**Exercise:** Using the records below, report how many lines hold "content", with no extra text.

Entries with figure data

Start

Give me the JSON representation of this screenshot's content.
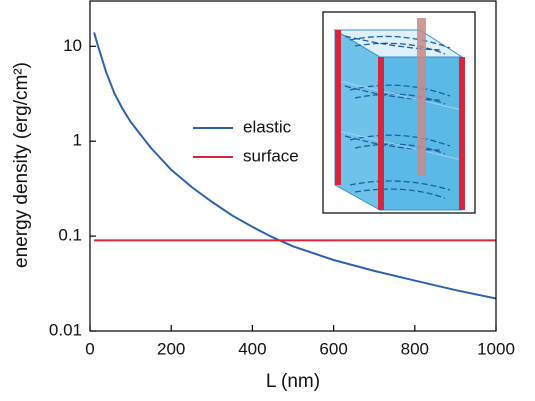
{
  "chart_data": {
    "type": "line",
    "x_label": "L (nm)",
    "y_label": "energy density (erg/cm²)",
    "x": [
      10,
      20,
      40,
      60,
      80,
      100,
      150,
      200,
      250,
      300,
      350,
      400,
      450,
      500,
      600,
      700,
      800,
      900,
      1000
    ],
    "series": [
      {
        "name": "elastic",
        "color": "#2a62b0",
        "values": [
          14,
          10,
          5.3,
          3.2,
          2.2,
          1.6,
          0.85,
          0.5,
          0.33,
          0.23,
          0.165,
          0.125,
          0.097,
          0.078,
          0.056,
          0.043,
          0.034,
          0.027,
          0.022
        ]
      },
      {
        "name": "surface",
        "color": "#d8243c",
        "values": [
          0.09,
          0.09,
          0.09,
          0.09,
          0.09,
          0.09,
          0.09,
          0.09,
          0.09,
          0.09,
          0.09,
          0.09,
          0.09,
          0.09,
          0.09,
          0.09,
          0.09,
          0.09,
          0.09
        ]
      }
    ],
    "xlim": [
      0,
      1000
    ],
    "xticks": [
      0,
      200,
      400,
      600,
      800,
      1000
    ],
    "ylim": [
      0.01,
      30
    ],
    "yticks": [
      0.01,
      0.1,
      1,
      10
    ],
    "y_scale": "log"
  }
}
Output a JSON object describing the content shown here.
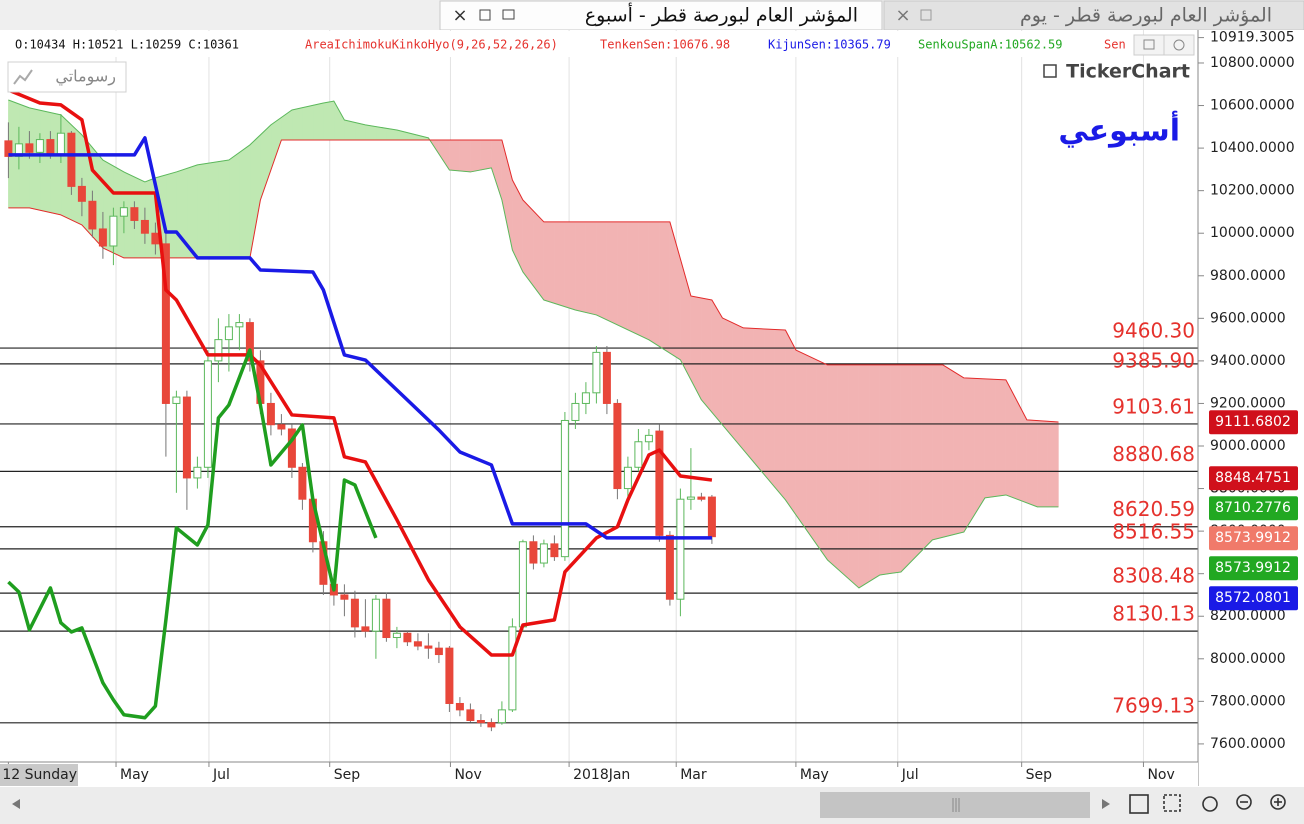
{
  "tabs": {
    "active": "المؤشر العام لبورصة قطر - أسبوع",
    "inactive": "المؤشر العام لبورصة قطر - يوم"
  },
  "toolbar": {
    "drawings_button": "رسوماتي"
  },
  "info": {
    "ohlc": "O:10434 H:10521 L:10259 C:10361",
    "indicator": "AreaIchimokuKinkoHyo(9,26,52,26,26)",
    "tenkan": "TenkenSen:10676.98",
    "kijun": "KijunSen:10365.79",
    "senkou_a": "SenkouSpanA:10562.59",
    "senkou_b": "Sen"
  },
  "chart_data": {
    "type": "candlestick",
    "watermark": "أسبوعي",
    "logo": "TickerChart",
    "up_color": "#5cb85c",
    "down_color": "#e8473a",
    "x": [
      0,
      1,
      2,
      3,
      4,
      5,
      6,
      7,
      8,
      9,
      10,
      11,
      12,
      13,
      14,
      15,
      16,
      17,
      18,
      19,
      20,
      21,
      22,
      23,
      24,
      25,
      26,
      27,
      28,
      29,
      30,
      31,
      32,
      33,
      34,
      35,
      36,
      37,
      38,
      39,
      40,
      41,
      42,
      43,
      44,
      45,
      46,
      47,
      48,
      49,
      50,
      51,
      52,
      53,
      54,
      55,
      56,
      57,
      58,
      59,
      60,
      61,
      62,
      63,
      64,
      65,
      66,
      67
    ],
    "open": [
      10434,
      10361,
      10420,
      10380,
      10440,
      10370,
      10470,
      10220,
      10150,
      10020,
      9940,
      10080,
      10120,
      10060,
      10000,
      9950,
      9200,
      9230,
      8850,
      8900,
      9400,
      9500,
      9560,
      9580,
      9400,
      9200,
      9100,
      9080,
      8900,
      8750,
      8550,
      8350,
      8300,
      8280,
      8150,
      8130,
      8280,
      8100,
      8120,
      8080,
      8060,
      8050,
      8050,
      7790,
      7760,
      7710,
      7700,
      7700,
      7760,
      8150,
      8550,
      8450,
      8540,
      8480,
      9120,
      9200,
      9250,
      9440,
      9200,
      8800,
      8900,
      9020,
      9070,
      8580,
      8280,
      8750,
      8760,
      8760
    ],
    "high": [
      10521,
      10500,
      10480,
      10470,
      10480,
      10560,
      10480,
      10260,
      10200,
      10100,
      10120,
      10150,
      10150,
      10120,
      10050,
      10000,
      9260,
      9260,
      8950,
      9450,
      9600,
      9620,
      9620,
      9600,
      9450,
      9250,
      9150,
      9100,
      8920,
      8780,
      8600,
      8400,
      8350,
      8320,
      8280,
      8300,
      8310,
      8150,
      8130,
      8120,
      8120,
      8080,
      8060,
      7820,
      7790,
      7740,
      7720,
      7800,
      8190,
      8560,
      8580,
      8560,
      8580,
      9160,
      9250,
      9300,
      9470,
      9470,
      9220,
      8950,
      9080,
      9080,
      9100,
      8600,
      8800,
      8990,
      8780,
      8770
    ],
    "low": [
      10259,
      10300,
      10350,
      10330,
      10350,
      10330,
      10180,
      10080,
      9980,
      9880,
      9850,
      10000,
      10020,
      9950,
      9900,
      8950,
      8780,
      8700,
      8800,
      8850,
      9300,
      9350,
      9450,
      9350,
      9150,
      9050,
      9050,
      8850,
      8700,
      8500,
      8300,
      8250,
      8200,
      8100,
      8100,
      8000,
      8080,
      8050,
      8060,
      8040,
      8000,
      7980,
      7750,
      7730,
      7700,
      7680,
      7660,
      7690,
      7750,
      8130,
      8420,
      8430,
      8460,
      8460,
      9080,
      9150,
      9200,
      9150,
      8750,
      8760,
      8880,
      8980,
      8550,
      8250,
      8200,
      8700,
      8740,
      8540
    ],
    "close": [
      10361,
      10420,
      10380,
      10440,
      10370,
      10470,
      10220,
      10150,
      10020,
      9940,
      10080,
      10120,
      10060,
      10000,
      9950,
      9200,
      9230,
      8850,
      8900,
      9400,
      9500,
      9560,
      9580,
      9400,
      9200,
      9100,
      9080,
      8900,
      8750,
      8550,
      8350,
      8300,
      8280,
      8150,
      8130,
      8280,
      8100,
      8120,
      8080,
      8060,
      8050,
      8020,
      7790,
      7760,
      7710,
      7700,
      7680,
      7760,
      8150,
      8550,
      8450,
      8540,
      8480,
      9120,
      9200,
      9250,
      9440,
      9200,
      8800,
      8900,
      9020,
      9050,
      8580,
      8280,
      8750,
      8760,
      8750,
      8574
    ],
    "lines": [
      {
        "color": "#e81010",
        "x": [
          0,
          3,
          5,
          7,
          8,
          10,
          14,
          15,
          16,
          19,
          23,
          24,
          27,
          31,
          32,
          34,
          37,
          40,
          43,
          46,
          48,
          49,
          52,
          53,
          56,
          58,
          59,
          61,
          62,
          64,
          67
        ],
        "values": [
          10673,
          10612,
          10603,
          10533,
          10297,
          10189,
          10189,
          9733,
          9686,
          9428,
          9428,
          9381,
          9146,
          9132,
          8949,
          8925,
          8653,
          8371,
          8150,
          8018,
          8018,
          8159,
          8183,
          8408,
          8568,
          8620,
          8747,
          8958,
          8981,
          8859,
          8840
        ]
      },
      {
        "color": "#1a1ae6",
        "x": [
          0,
          12,
          13,
          15,
          16,
          18,
          23,
          24,
          29,
          30,
          32,
          34,
          36,
          38,
          41,
          43,
          46,
          48,
          55,
          57,
          67
        ],
        "values": [
          10368,
          10368,
          10448,
          10006,
          10006,
          9884,
          9884,
          9827,
          9818,
          9733,
          9428,
          9404,
          9310,
          9216,
          9075,
          8972,
          8911,
          8634,
          8634,
          8568,
          8568
        ]
      },
      {
        "color": "#1f9e1f",
        "x": [
          0,
          1,
          2,
          4,
          5,
          6,
          7,
          9,
          10,
          11,
          13,
          14,
          15,
          16,
          18,
          19,
          20,
          21,
          23,
          24,
          25,
          27,
          28,
          29,
          31,
          32,
          33,
          35
        ],
        "values": [
          8361,
          8314,
          8136,
          8333,
          8169,
          8126,
          8145,
          7887,
          7807,
          7737,
          7723,
          7778,
          8183,
          8615,
          8535,
          8629,
          9132,
          9193,
          9451,
          9193,
          8911,
          9028,
          9099,
          8747,
          8324,
          8840,
          8817,
          8568
        ]
      }
    ],
    "senkou_a": {
      "color": "#5cb85c",
      "x": [
        0,
        2,
        5,
        7,
        9,
        11,
        13,
        14,
        16,
        18,
        21,
        23,
        25,
        27,
        30,
        31,
        32,
        34,
        37,
        40,
        42,
        44,
        46,
        47,
        48,
        49,
        51,
        54,
        56,
        61,
        64,
        66,
        70,
        74,
        78,
        81,
        83,
        85,
        88,
        91,
        93,
        95,
        98,
        100
      ],
      "values": [
        10626,
        10589,
        10556,
        10462,
        10344,
        10288,
        10241,
        10260,
        10288,
        10321,
        10344,
        10415,
        10509,
        10579,
        10612,
        10621,
        10532,
        10509,
        10485,
        10448,
        10297,
        10288,
        10307,
        10156,
        9921,
        9818,
        9686,
        9639,
        9616,
        9499,
        9405,
        9217,
        8982,
        8747,
        8465,
        8333,
        8394,
        8408,
        8559,
        8596,
        8756,
        8770,
        8714,
        8714
      ]
    },
    "senkou_b": {
      "color": "#e32b2b",
      "x": [
        0,
        2,
        5,
        7,
        9,
        11,
        23,
        24,
        26,
        47,
        48,
        49,
        51,
        63,
        65,
        67,
        68,
        70,
        74,
        75,
        78,
        89,
        91,
        95,
        97,
        100
      ],
      "values": [
        10119,
        10119,
        10086,
        10039,
        9931,
        9884,
        9884,
        10156,
        10438,
        10438,
        10250,
        10156,
        10053,
        10053,
        9705,
        9686,
        9602,
        9555,
        9545,
        9451,
        9381,
        9381,
        9320,
        9311,
        9123,
        9113
      ]
    },
    "cloud_colors": [
      "#bfe8b2",
      "#f2b3b3"
    ],
    "levels": [
      {
        "value": 9460.3,
        "label": "9460.30"
      },
      {
        "value": 9385.9,
        "label": "9385.90"
      },
      {
        "value": 9103.61,
        "label": "9103.61"
      },
      {
        "value": 8880.68,
        "label": "8880.68"
      },
      {
        "value": 8620.59,
        "label": "8620.59"
      },
      {
        "value": 8516.55,
        "label": "8516.55"
      },
      {
        "value": 8308.48,
        "label": "8308.48"
      },
      {
        "value": 8130.13,
        "label": "8130.13"
      },
      {
        "value": 7699.13,
        "label": "7699.13"
      }
    ],
    "level_color": "#222222",
    "level_label_color": "#e5322d",
    "badges": [
      {
        "value": 9111.6802,
        "color": "#d0101b"
      },
      {
        "value": 8848.4751,
        "color": "#d0101b"
      },
      {
        "value": 8710.2776,
        "color": "#22a822"
      },
      {
        "value": 8573.9912,
        "color": "#f07a6a"
      },
      {
        "value": 8573.9912,
        "color": "#22a822"
      },
      {
        "value": 8572.0801,
        "color": "#1a1ae6"
      }
    ],
    "xlim": [
      -0.8,
      113.2
    ],
    "xticks": [
      {
        "value": 0,
        "label": "12 Sunday"
      },
      {
        "value": 10.25,
        "label": "May"
      },
      {
        "value": 19.1,
        "label": "Jul"
      },
      {
        "value": 30.6,
        "label": "Sep"
      },
      {
        "value": 42.1,
        "label": "Nov"
      },
      {
        "value": 53.4,
        "label": "2018Jan"
      },
      {
        "value": 63.6,
        "label": "Mar"
      },
      {
        "value": 75,
        "label": "May"
      },
      {
        "value": 84.7,
        "label": "Jul"
      },
      {
        "value": 96.5,
        "label": "Sep"
      },
      {
        "value": 108.1,
        "label": "Nov"
      }
    ],
    "ylim": [
      7515,
      10955
    ],
    "yticks": [
      {
        "value": 7600,
        "label": "7600.0000"
      },
      {
        "value": 7800,
        "label": "7800.0000"
      },
      {
        "value": 8000,
        "label": "8000.0000"
      },
      {
        "value": 8200,
        "label": "8200.0000"
      },
      {
        "value": 8400,
        "label": "8400.0000"
      },
      {
        "value": 8600,
        "label": "8600.0000"
      },
      {
        "value": 8800,
        "label": "8800.0000"
      },
      {
        "value": 9000,
        "label": "9000.0000"
      },
      {
        "value": 9200,
        "label": "9200.0000"
      },
      {
        "value": 9400,
        "label": "9400.0000"
      },
      {
        "value": 9600,
        "label": "9600.0000"
      },
      {
        "value": 9800,
        "label": "9800.0000"
      },
      {
        "value": 10000,
        "label": "10000.0000"
      },
      {
        "value": 10200,
        "label": "10200.0000"
      },
      {
        "value": 10400,
        "label": "10400.0000"
      },
      {
        "value": 10600,
        "label": "10600.0000"
      },
      {
        "value": 10800,
        "label": "10800.0000"
      },
      10919.3005
    ],
    "grid": true
  }
}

End

**Correct result:** 2